### What is asked
Set the listing down again in full, word for word, with the pictures left out.

### Input
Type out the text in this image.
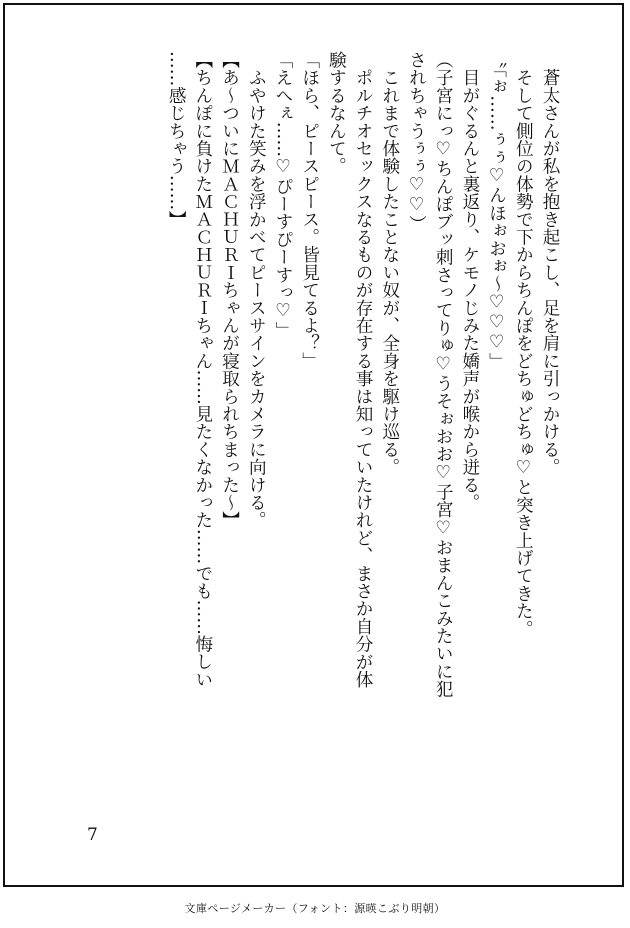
　蒼太さんが私を抱き起こし、足を肩に引っかける。
　そして側位の体勢で下からちんぽをどちゅどちゅ♡と突き上げてきた。
〝「ぉ……ぅぅ♡んほぉおぉ～♡♡♡」
　目がぐるんと裏返り、ケモノじみた嬌声が喉から迸る。
（子宮にっ♡ちんぽブッ刺さってりゅ♡うそぉおお♡子宮♡おまんこみたいに犯
されちゃうぅぅ♡♡）
　これまで体験したことない奴が、全身を駆け巡る。
　ポルチオセックスなるものが存在する事は知っていたけれど、まさか自分が体
験するなんて。
「ほら、ピースピース。皆見てるよ？」
「えへぇ……♡ぴーすぴーすっ♡」
　ふやけた笑みを浮かべてピースサインをカメラに向ける。
【あ～ついにＭＡＣＨＵＲＩちゃんが寝取られちまった～】
【ちんぽに負けたＭＡＣＨＵＲＩちゃん……見たくなかった……でも……悔しい
……感じちゃう……】
7
文庫ページメーカー（フォント：源暎こぶり明朝）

### Result
Type out the text in this image.
　蒼太さんが私を抱き起こし、足を肩に引っかける。
　そして側位の体勢で下からちんぽをどちゅどちゅ♡と突き上げてきた。
〝「ぉ……ぅぅ♡んほぉおぉ～♡♡♡」
　目がぐるんと裏返り、ケモノじみた嬌声が喉から迸る。
（子宮にっ♡ちんぽブッ刺さってりゅ♡うそぉおお♡子宮♡おまんこみたいに犯
されちゃうぅぅ♡♡）
　これまで体験したことない奴が、全身を駆け巡る。
　ポルチオセックスなるものが存在する事は知っていたけれど、まさか自分が体
験するなんて。
「ほら、ピースピース。皆見てるよ？」
「えへぇ……♡ぴーすぴーすっ♡」
　ふやけた笑みを浮かべてピースサインをカメラに向ける。
【あ～ついにＭＡＣＨＵＲＩちゃんが寝取られちまった～】
【ちんぽに負けたＭＡＣＨＵＲＩちゃん……見たくなかった……でも……悔しい
……感じちゃう……】
7
文庫ページメーカー（フォント：源暎こぶり明朝）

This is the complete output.